- _What the task asks_: Look for the string "this" in the lines and copy each line that has it.

-- START OF Record list --

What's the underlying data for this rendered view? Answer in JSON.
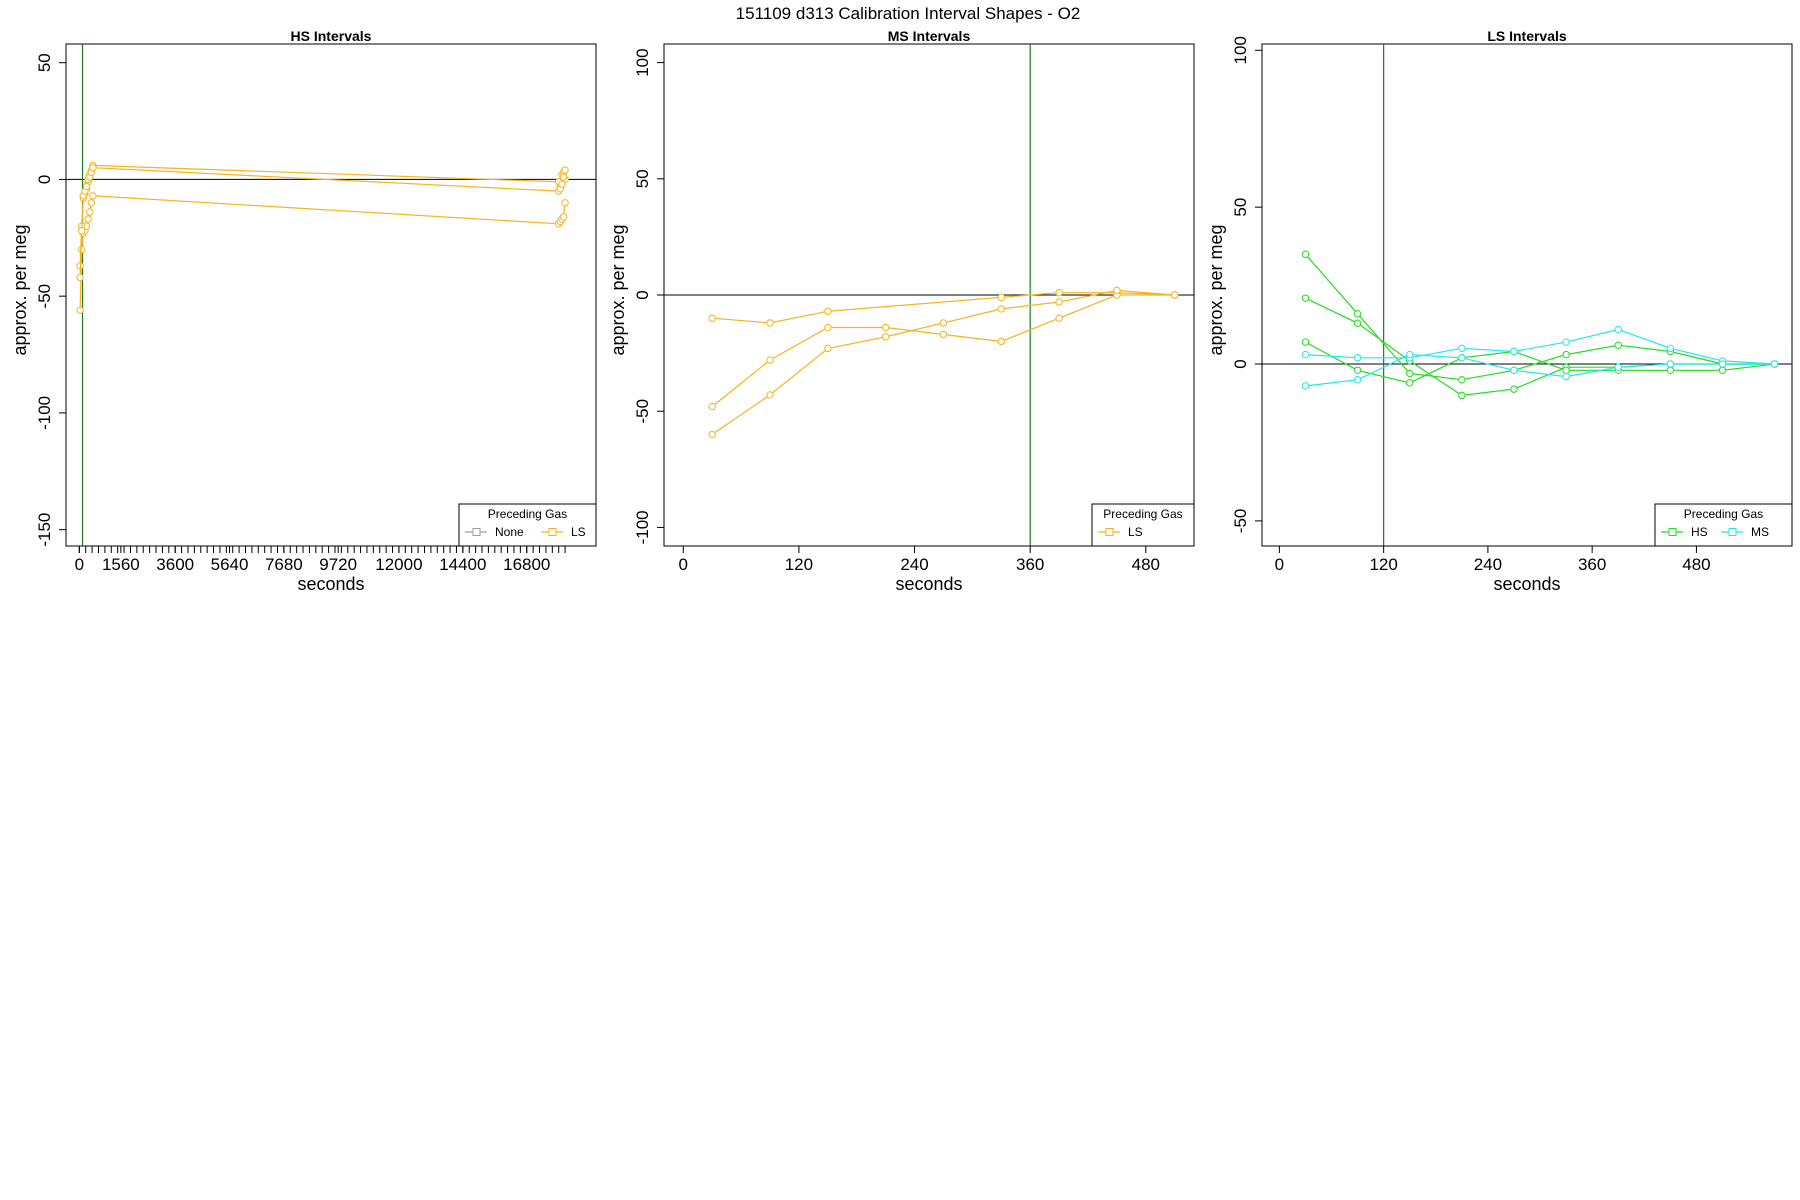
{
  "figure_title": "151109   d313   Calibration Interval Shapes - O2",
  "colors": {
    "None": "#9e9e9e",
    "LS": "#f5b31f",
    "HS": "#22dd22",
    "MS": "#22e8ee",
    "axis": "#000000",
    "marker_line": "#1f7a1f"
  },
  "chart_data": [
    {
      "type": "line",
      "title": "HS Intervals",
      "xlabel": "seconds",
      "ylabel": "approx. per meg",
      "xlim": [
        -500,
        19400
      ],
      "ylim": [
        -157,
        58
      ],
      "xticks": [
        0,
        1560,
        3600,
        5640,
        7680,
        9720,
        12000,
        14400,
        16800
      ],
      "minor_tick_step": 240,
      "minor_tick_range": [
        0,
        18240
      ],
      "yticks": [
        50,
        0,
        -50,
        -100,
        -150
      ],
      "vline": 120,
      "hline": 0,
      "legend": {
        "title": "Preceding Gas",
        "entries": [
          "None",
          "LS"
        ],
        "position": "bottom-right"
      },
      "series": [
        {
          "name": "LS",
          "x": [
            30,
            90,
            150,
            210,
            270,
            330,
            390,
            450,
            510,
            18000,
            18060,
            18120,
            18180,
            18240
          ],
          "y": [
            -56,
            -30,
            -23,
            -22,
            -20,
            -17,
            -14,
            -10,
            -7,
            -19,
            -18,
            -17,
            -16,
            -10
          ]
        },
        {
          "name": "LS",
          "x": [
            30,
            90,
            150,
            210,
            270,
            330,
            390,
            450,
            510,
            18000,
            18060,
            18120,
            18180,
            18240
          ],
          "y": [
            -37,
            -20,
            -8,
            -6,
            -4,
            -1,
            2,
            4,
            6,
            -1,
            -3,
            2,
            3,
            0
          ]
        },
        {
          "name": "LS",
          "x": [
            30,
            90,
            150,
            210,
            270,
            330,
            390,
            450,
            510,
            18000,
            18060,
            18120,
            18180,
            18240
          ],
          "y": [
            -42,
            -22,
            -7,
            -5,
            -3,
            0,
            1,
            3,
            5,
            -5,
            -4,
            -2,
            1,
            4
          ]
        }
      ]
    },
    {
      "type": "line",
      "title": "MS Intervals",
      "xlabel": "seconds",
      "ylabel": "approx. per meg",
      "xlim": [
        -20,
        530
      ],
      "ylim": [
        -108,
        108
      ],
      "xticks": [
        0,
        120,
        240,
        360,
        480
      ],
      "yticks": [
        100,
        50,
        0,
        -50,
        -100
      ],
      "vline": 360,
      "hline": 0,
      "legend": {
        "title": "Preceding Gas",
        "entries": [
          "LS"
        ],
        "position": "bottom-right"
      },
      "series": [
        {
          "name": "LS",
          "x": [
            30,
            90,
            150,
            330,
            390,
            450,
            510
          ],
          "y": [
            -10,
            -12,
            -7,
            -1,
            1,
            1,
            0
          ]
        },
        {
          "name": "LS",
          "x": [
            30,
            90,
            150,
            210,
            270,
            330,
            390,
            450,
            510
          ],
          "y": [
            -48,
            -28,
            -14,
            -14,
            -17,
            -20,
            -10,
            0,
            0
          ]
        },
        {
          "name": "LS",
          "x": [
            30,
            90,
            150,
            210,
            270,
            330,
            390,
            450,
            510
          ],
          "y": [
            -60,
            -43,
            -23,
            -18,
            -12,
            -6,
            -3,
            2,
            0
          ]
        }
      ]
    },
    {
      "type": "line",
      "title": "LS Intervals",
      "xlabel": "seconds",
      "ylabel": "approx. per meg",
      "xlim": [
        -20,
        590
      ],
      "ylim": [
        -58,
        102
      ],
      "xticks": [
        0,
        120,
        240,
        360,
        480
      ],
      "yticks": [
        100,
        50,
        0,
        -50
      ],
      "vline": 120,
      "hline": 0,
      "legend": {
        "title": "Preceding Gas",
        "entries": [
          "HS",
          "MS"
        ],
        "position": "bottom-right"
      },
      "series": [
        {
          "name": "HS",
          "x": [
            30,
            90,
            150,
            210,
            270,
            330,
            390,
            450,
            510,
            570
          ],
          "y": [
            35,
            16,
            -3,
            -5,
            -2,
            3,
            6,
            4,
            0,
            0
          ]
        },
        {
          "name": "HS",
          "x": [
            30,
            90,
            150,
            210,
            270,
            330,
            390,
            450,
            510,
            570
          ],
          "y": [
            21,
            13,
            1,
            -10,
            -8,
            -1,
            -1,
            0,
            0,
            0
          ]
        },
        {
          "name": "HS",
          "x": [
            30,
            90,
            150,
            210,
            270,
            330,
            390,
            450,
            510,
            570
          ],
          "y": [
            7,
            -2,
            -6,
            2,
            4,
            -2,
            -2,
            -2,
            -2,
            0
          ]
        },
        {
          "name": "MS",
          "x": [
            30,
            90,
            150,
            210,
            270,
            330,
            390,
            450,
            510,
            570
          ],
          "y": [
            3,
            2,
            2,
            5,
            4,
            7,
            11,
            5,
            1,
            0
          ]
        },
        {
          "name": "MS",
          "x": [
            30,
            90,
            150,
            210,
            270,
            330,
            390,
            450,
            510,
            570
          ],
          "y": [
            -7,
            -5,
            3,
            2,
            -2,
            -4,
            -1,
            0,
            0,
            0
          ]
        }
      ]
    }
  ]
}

-- END OF Record list --
-- START OF Record list --

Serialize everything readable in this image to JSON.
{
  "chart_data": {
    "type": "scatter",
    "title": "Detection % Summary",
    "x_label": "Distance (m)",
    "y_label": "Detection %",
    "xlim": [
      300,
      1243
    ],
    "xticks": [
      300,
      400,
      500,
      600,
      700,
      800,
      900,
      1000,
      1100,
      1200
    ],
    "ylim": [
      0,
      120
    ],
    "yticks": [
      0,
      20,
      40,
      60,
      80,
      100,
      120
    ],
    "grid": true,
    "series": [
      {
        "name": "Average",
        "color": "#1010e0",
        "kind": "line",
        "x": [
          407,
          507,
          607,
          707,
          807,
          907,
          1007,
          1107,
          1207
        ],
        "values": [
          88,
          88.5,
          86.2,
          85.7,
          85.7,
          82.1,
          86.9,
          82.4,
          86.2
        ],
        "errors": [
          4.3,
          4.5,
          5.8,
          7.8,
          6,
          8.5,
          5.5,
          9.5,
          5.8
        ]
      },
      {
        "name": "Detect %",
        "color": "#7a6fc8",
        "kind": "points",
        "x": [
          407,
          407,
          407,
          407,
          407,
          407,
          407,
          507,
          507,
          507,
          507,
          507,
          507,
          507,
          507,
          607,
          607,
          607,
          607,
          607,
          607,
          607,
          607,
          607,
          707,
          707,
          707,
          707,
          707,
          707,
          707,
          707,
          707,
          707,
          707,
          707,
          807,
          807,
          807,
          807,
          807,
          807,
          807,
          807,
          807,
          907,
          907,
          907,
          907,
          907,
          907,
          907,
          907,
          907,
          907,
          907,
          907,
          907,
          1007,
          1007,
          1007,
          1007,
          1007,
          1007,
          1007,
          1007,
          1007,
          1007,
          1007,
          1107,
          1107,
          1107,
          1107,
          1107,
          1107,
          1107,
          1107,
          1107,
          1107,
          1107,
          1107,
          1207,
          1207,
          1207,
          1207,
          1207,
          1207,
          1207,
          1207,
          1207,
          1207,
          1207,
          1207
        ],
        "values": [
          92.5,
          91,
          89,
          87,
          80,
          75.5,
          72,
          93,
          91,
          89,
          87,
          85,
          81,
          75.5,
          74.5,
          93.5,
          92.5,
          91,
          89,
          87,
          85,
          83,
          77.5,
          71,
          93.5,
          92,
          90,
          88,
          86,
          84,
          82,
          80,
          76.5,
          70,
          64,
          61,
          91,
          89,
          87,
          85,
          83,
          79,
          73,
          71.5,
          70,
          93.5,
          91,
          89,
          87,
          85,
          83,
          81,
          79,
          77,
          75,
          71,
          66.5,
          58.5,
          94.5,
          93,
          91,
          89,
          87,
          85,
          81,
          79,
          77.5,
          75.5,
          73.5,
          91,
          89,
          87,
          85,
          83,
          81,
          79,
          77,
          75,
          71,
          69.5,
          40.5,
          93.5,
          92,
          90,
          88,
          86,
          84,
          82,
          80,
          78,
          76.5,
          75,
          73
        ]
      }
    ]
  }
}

-- END OF Record list --

- _Solution to the problem_:
What's the underlying data for this rendered view? Answer in JSON.
Serialize everything readable in this image to JSON.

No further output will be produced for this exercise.